A block of data:
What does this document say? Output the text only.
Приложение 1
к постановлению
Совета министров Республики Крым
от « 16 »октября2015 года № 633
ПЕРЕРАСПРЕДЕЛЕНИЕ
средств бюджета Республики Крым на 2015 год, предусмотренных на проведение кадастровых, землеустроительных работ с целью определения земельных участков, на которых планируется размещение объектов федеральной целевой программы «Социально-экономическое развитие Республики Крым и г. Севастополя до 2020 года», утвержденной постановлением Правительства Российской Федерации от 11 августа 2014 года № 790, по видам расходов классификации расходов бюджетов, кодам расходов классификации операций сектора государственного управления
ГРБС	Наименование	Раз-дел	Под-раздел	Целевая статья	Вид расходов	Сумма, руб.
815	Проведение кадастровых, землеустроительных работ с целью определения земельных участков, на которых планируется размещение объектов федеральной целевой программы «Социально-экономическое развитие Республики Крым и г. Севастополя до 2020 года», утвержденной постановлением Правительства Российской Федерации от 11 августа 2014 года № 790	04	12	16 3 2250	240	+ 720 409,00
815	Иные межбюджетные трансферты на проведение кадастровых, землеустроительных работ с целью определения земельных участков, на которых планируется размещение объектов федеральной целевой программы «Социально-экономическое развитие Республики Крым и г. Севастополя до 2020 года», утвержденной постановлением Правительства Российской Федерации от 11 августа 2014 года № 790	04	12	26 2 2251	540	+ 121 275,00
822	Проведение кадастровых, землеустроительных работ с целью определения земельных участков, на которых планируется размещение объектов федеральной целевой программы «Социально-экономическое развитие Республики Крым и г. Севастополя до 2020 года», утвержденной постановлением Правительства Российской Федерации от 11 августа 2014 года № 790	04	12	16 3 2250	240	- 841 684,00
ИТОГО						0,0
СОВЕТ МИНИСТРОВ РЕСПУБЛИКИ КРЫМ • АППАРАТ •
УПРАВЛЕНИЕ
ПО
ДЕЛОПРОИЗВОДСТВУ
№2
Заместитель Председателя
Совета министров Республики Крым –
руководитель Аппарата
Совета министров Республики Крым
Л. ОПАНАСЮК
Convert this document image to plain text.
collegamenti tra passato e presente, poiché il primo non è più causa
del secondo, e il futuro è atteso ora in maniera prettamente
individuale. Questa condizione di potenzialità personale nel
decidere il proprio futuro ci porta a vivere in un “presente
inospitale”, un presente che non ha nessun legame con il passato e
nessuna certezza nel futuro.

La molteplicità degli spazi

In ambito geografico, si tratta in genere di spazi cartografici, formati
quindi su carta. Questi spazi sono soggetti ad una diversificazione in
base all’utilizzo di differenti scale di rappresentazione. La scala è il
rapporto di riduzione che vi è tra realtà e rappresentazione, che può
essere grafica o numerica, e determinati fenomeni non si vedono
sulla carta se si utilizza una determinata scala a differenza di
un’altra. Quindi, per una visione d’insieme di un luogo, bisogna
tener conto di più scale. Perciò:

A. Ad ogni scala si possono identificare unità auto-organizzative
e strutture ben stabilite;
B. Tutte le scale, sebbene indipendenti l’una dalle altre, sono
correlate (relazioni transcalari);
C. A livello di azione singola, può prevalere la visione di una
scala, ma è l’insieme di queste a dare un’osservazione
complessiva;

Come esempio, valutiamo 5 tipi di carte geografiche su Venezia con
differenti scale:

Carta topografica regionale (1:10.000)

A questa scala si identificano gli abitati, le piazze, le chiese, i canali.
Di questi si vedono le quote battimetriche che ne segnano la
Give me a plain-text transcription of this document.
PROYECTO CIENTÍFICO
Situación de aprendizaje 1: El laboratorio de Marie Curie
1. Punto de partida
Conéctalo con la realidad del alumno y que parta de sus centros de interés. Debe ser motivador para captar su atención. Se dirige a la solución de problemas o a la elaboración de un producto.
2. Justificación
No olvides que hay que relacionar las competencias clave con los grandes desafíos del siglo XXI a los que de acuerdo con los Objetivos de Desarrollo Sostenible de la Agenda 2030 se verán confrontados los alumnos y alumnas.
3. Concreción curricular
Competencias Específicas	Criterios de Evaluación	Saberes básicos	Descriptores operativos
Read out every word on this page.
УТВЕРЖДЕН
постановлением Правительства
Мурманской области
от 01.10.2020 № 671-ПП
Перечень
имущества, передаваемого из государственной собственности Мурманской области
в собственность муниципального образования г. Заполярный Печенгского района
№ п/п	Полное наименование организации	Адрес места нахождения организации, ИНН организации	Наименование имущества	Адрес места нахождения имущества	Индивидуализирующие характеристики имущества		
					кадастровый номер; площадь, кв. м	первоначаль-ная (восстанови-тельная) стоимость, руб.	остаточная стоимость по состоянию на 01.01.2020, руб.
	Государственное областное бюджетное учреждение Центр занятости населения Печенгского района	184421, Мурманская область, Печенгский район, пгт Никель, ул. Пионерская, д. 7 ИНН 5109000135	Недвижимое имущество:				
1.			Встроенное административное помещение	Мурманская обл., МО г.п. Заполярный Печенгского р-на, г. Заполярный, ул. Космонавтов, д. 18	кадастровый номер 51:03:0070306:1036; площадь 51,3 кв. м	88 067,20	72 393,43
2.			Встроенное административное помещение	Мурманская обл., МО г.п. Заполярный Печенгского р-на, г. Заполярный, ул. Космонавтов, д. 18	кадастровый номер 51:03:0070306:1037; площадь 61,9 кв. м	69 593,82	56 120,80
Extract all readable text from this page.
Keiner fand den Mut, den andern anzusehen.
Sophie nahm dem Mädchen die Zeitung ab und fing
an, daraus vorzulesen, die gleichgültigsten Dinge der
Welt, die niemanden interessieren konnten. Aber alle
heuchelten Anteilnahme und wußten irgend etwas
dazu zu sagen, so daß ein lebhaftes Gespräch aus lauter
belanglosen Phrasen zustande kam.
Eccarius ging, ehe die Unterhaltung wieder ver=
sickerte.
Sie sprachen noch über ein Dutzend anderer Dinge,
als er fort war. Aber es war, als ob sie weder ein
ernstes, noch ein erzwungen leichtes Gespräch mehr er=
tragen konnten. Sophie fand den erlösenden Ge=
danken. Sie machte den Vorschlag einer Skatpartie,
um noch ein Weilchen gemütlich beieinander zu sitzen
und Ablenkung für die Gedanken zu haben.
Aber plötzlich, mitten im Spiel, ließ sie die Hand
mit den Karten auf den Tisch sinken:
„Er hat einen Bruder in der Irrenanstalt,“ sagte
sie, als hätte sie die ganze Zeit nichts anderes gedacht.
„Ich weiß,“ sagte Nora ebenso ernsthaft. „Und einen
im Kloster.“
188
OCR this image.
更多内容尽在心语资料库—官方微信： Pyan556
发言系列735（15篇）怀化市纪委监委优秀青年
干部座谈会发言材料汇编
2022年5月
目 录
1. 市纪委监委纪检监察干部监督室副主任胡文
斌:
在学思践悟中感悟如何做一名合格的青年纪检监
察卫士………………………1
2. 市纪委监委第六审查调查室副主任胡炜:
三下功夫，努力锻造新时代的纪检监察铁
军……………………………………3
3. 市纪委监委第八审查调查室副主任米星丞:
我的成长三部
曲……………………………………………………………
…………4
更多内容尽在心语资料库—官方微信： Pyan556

[DO THIS]: From the line containing "OCR this image." through the closing line of the material above, return every line exactly and omit all others.

[ANSWER]:
OCR this image.
更多内容尽在心语资料库—官方微信： Pyan556
发言系列735（15篇）怀化市纪委监委优秀青年
干部座谈会发言材料汇编
2022年5月
目 录
1. 市纪委监委纪检监察干部监督室副主任胡文
斌:
在学思践悟中感悟如何做一名合格的青年纪检监
察卫士………………………1
2. 市纪委监委第六审查调查室副主任胡炜:
三下功夫，努力锻造新时代的纪检监察铁
军……………………………………3
3. 市纪委监委第八审查调查室副主任米星丞:
我的成长三部
曲……………………………………………………………
…………4
更多内容尽在心语资料库—官方微信： Pyan556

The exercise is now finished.